* begin *

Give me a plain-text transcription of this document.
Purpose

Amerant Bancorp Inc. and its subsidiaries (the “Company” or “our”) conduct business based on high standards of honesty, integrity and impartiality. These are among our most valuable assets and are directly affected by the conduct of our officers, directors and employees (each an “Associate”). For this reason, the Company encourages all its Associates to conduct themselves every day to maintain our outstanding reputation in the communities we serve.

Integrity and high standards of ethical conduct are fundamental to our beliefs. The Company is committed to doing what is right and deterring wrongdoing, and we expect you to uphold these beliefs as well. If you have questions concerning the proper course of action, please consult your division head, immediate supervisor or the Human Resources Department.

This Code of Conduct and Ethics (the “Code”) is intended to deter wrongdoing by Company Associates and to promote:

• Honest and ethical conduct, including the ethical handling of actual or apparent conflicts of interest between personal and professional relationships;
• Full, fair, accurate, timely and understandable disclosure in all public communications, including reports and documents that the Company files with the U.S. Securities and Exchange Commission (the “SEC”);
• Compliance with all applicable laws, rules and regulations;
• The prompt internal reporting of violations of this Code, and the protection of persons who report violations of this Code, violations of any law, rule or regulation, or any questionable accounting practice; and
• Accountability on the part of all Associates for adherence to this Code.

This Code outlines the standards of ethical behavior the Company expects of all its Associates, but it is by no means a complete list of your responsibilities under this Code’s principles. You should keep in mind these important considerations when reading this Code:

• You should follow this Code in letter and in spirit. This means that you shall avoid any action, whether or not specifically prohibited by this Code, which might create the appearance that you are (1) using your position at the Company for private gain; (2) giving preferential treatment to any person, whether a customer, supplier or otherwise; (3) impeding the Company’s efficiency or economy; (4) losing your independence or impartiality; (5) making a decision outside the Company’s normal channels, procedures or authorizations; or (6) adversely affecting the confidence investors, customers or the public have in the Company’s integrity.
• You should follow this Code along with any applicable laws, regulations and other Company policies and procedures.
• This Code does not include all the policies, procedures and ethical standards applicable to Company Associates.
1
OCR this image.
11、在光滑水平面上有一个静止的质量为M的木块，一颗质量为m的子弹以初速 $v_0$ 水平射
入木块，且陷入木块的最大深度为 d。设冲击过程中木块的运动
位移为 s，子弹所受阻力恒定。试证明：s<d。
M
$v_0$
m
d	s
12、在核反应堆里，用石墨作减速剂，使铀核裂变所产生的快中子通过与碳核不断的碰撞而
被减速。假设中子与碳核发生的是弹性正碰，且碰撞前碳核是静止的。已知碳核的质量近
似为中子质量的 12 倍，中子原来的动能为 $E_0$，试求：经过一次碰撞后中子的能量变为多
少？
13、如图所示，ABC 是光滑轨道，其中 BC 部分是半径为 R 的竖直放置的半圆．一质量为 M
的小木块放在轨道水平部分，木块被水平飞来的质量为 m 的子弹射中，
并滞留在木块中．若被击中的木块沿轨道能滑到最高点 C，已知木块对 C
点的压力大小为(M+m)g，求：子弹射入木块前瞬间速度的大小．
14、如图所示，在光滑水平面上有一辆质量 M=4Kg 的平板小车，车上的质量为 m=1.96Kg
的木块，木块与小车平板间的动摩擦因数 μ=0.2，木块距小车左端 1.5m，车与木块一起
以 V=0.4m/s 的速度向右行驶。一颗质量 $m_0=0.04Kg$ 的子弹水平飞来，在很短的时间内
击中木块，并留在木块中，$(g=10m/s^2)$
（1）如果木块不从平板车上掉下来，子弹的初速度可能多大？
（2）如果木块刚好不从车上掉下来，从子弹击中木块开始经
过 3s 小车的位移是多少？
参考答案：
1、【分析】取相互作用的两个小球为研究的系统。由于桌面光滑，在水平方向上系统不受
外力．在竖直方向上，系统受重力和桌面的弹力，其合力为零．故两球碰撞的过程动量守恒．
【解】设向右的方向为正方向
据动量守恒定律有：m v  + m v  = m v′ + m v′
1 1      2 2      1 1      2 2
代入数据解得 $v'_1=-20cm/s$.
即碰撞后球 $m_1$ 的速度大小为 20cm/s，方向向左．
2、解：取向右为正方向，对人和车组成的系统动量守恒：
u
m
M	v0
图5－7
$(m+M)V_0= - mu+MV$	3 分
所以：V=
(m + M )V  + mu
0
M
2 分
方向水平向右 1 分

* end *

What you are asked to do | Every record above should be output exactly.

Output below |
Give me a plain-text transcription of this document.
Purpose

Amerant Bancorp Inc. and its subsidiaries (the “Company” or “our”) conduct business based on high standards of honesty, integrity and impartiality. These are among our most valuable assets and are directly affected by the conduct of our officers, directors and employees (each an “Associate”). For this reason, the Company encourages all its Associates to conduct themselves every day to maintain our outstanding reputation in the communities we serve.

Integrity and high standards of ethical conduct are fundamental to our beliefs. The Company is committed to doing what is right and deterring wrongdoing, and we expect you to uphold these beliefs as well. If you have questions concerning the proper course of action, please consult your division head, immediate supervisor or the Human Resources Department.

This Code of Conduct and Ethics (the “Code”) is intended to deter wrongdoing by Company Associates and to promote:

• Honest and ethical conduct, including the ethical handling of actual or apparent conflicts of interest between personal and professional relationships;
• Full, fair, accurate, timely and understandable disclosure in all public communications, including reports and documents that the Company files with the U.S. Securities and Exchange Commission (the “SEC”);
• Compliance with all applicable laws, rules and regulations;
• The prompt internal reporting of violations of this Code, and the protection of persons who report violations of this Code, violations of any law, rule or regulation, or any questionable accounting practice; and
• Accountability on the part of all Associates for adherence to this Code.

This Code outlines the standards of ethical behavior the Company expects of all its Associates, but it is by no means a complete list of your responsibilities under this Code’s principles. You should keep in mind these important considerations when reading this Code:

• You should follow this Code in letter and in spirit. This means that you shall avoid any action, whether or not specifically prohibited by this Code, which might create the appearance that you are (1) using your position at the Company for private gain; (2) giving preferential treatment to any person, whether a customer, supplier or otherwise; (3) impeding the Company’s efficiency or economy; (4) losing your independence or impartiality; (5) making a decision outside the Company’s normal channels, procedures or authorizations; or (6) adversely affecting the confidence investors, customers or the public have in the Company’s integrity.
• You should follow this Code along with any applicable laws, regulations and other Company policies and procedures.
• This Code does not include all the policies, procedures and ethical standards applicable to Company Associates.
1
OCR this image.
11、在光滑水平面上有一个静止的质量为M的木块，一颗质量为m的子弹以初速 $v_0$ 水平射
入木块，且陷入木块的最大深度为 d。设冲击过程中木块的运动
位移为 s，子弹所受阻力恒定。试证明：s<d。
M
$v_0$
m
d	s
12、在核反应堆里，用石墨作减速剂，使铀核裂变所产生的快中子通过与碳核不断的碰撞而
被减速。假设中子与碳核发生的是弹性正碰，且碰撞前碳核是静止的。已知碳核的质量近
似为中子质量的 12 倍，中子原来的动能为 $E_0$，试求：经过一次碰撞后中子的能量变为多
少？
13、如图所示，ABC 是光滑轨道，其中 BC 部分是半径为 R 的竖直放置的半圆．一质量为 M
的小木块放在轨道水平部分，木块被水平飞来的质量为 m 的子弹射中，
并滞留在木块中．若被击中的木块沿轨道能滑到最高点 C，已知木块对 C
点的压力大小为(M+m)g，求：子弹射入木块前瞬间速度的大小．
14、如图所示，在光滑水平面上有一辆质量 M=4Kg 的平板小车，车上的质量为 m=1.96Kg
的木块，木块与小车平板间的动摩擦因数 μ=0.2，木块距小车左端 1.5m，车与木块一起
以 V=0.4m/s 的速度向右行驶。一颗质量 $m_0=0.04Kg$ 的子弹水平飞来，在很短的时间内
击中木块，并留在木块中，$(g=10m/s^2)$
（1）如果木块不从平板车上掉下来，子弹的初速度可能多大？
（2）如果木块刚好不从车上掉下来，从子弹击中木块开始经
过 3s 小车的位移是多少？
参考答案：
1、【分析】取相互作用的两个小球为研究的系统。由于桌面光滑，在水平方向上系统不受
外力．在竖直方向上，系统受重力和桌面的弹力，其合力为零．故两球碰撞的过程动量守恒．
【解】设向右的方向为正方向
据动量守恒定律有：m v  + m v  = m v′ + m v′
1 1      2 2      1 1      2 2
代入数据解得 $v'_1=-20cm/s$.
即碰撞后球 $m_1$ 的速度大小为 20cm/s，方向向左．
2、解：取向右为正方向，对人和车组成的系统动量守恒：
u
m
M	v0
图5－7
$(m+M)V_0= - mu+MV$	3 分
所以：V=
(m + M )V  + mu
0
M
2 分
方向水平向右 1 分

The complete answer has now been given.